─── DATASET CONTENT

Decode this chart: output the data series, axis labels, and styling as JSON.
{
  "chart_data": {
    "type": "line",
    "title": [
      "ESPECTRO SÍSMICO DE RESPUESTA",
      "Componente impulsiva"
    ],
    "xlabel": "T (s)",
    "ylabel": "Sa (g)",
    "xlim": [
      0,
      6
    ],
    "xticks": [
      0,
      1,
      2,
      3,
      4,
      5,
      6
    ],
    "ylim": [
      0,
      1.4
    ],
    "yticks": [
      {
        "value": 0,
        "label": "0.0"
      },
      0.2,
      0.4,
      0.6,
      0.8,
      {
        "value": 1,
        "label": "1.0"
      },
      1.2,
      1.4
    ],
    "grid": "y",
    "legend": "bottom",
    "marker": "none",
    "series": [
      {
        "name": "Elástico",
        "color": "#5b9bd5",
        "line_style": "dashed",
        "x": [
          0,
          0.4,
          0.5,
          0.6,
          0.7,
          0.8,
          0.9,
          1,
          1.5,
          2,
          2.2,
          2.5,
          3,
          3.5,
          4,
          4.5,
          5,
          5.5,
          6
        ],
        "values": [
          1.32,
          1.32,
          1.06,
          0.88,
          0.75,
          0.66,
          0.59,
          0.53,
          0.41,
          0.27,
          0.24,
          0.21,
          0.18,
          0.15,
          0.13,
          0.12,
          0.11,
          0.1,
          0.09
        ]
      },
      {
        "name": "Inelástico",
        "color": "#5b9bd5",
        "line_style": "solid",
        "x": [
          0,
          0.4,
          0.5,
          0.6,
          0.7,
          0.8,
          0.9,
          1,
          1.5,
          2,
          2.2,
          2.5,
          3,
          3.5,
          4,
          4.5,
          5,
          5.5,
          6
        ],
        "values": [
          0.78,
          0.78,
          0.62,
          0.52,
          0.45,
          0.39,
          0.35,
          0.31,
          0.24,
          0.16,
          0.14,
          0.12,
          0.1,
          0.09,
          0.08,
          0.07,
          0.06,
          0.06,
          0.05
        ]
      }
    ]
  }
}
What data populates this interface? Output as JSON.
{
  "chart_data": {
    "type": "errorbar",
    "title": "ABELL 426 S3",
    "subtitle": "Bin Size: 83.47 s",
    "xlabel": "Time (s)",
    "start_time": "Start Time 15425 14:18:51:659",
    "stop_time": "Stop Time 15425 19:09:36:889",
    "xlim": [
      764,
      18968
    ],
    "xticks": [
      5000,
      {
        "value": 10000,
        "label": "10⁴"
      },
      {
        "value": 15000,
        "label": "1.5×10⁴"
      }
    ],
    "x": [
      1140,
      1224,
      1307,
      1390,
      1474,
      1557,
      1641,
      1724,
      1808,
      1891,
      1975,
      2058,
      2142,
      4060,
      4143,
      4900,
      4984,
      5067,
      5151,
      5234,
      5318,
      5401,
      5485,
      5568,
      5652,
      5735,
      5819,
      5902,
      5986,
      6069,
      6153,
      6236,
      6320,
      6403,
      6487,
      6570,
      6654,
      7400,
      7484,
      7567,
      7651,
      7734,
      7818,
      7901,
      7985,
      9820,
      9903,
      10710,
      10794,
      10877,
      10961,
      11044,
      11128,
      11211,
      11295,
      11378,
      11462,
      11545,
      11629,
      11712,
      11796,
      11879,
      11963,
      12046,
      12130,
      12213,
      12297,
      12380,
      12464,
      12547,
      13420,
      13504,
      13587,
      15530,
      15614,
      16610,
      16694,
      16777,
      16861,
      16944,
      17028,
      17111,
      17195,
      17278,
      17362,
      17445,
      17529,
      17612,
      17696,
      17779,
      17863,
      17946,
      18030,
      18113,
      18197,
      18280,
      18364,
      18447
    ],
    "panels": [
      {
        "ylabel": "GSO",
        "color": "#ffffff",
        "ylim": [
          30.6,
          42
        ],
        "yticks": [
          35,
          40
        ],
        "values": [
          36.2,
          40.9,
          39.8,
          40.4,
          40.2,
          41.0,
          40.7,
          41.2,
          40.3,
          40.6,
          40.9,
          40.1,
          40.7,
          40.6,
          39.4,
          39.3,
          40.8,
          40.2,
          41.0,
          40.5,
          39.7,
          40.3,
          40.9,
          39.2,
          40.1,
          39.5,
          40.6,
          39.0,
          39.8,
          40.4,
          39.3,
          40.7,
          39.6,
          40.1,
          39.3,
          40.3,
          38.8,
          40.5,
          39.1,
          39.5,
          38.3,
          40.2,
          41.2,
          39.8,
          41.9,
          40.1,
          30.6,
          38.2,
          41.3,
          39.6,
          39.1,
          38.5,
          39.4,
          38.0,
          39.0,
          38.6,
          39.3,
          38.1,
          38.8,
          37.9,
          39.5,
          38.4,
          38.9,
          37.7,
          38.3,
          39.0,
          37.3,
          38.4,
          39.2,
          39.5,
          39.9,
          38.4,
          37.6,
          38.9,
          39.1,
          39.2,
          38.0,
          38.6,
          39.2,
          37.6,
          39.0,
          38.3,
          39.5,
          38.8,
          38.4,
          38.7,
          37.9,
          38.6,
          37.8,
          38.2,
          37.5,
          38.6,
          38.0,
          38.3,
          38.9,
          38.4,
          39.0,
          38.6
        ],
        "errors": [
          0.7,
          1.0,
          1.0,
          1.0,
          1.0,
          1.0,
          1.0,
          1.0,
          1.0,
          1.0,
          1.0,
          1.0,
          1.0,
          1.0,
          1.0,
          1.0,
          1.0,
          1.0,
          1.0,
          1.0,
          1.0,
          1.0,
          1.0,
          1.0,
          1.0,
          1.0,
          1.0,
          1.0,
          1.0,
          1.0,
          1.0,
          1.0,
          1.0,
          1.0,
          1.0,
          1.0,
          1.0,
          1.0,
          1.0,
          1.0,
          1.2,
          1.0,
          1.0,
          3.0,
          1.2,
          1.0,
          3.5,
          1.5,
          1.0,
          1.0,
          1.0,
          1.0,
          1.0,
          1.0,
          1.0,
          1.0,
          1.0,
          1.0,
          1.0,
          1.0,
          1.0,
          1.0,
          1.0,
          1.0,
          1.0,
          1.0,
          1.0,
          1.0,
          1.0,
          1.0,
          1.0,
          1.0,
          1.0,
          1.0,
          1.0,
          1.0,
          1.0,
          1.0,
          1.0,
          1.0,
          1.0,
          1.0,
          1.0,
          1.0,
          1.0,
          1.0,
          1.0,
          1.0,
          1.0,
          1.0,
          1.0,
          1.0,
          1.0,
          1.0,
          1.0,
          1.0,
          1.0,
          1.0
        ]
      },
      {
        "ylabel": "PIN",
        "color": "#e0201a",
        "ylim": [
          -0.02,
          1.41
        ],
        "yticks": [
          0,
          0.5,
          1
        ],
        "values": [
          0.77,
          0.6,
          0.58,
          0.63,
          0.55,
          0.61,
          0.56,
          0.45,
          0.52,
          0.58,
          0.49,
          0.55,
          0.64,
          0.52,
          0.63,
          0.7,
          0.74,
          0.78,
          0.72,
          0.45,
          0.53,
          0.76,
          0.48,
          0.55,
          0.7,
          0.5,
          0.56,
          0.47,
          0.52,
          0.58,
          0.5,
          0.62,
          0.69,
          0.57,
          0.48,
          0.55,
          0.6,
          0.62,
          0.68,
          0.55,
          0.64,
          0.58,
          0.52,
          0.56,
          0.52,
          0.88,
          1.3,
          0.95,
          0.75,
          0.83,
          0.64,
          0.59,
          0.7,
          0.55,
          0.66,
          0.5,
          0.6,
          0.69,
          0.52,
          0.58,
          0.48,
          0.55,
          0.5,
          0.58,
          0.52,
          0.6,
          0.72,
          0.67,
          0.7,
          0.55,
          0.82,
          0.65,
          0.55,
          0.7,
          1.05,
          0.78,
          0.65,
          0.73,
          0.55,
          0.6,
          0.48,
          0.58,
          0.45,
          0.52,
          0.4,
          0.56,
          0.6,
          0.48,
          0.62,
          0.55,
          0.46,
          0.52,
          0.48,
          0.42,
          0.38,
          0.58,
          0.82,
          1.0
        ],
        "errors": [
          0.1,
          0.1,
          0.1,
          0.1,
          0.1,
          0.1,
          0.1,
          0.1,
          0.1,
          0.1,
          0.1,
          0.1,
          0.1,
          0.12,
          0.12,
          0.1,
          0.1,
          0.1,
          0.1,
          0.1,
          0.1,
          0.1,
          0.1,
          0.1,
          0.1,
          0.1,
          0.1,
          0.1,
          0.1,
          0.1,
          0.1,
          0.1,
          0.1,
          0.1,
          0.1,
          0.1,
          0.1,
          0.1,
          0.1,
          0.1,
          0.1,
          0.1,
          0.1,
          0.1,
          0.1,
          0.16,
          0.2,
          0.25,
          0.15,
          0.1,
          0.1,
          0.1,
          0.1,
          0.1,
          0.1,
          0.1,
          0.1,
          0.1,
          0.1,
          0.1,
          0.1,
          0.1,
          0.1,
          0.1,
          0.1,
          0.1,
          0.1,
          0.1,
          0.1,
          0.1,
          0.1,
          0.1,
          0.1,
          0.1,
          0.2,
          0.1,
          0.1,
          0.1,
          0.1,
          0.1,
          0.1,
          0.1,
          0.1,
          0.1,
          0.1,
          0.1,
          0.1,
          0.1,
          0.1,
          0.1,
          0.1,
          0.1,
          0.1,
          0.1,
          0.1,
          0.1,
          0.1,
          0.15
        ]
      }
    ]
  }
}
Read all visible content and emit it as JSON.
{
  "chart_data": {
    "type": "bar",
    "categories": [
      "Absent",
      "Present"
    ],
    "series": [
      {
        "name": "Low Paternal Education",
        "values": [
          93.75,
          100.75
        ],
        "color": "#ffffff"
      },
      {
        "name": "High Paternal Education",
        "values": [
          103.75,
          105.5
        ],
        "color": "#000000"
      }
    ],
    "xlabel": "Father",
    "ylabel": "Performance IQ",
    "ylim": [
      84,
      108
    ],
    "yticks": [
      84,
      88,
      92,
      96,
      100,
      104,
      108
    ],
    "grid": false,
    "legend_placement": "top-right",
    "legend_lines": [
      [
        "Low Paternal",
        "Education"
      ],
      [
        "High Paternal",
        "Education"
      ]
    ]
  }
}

──────

WRITTEN PROBLEM:
Work out how many lines above have the string "this" in them, and give only the number.

FINISHED EXERCISE:
2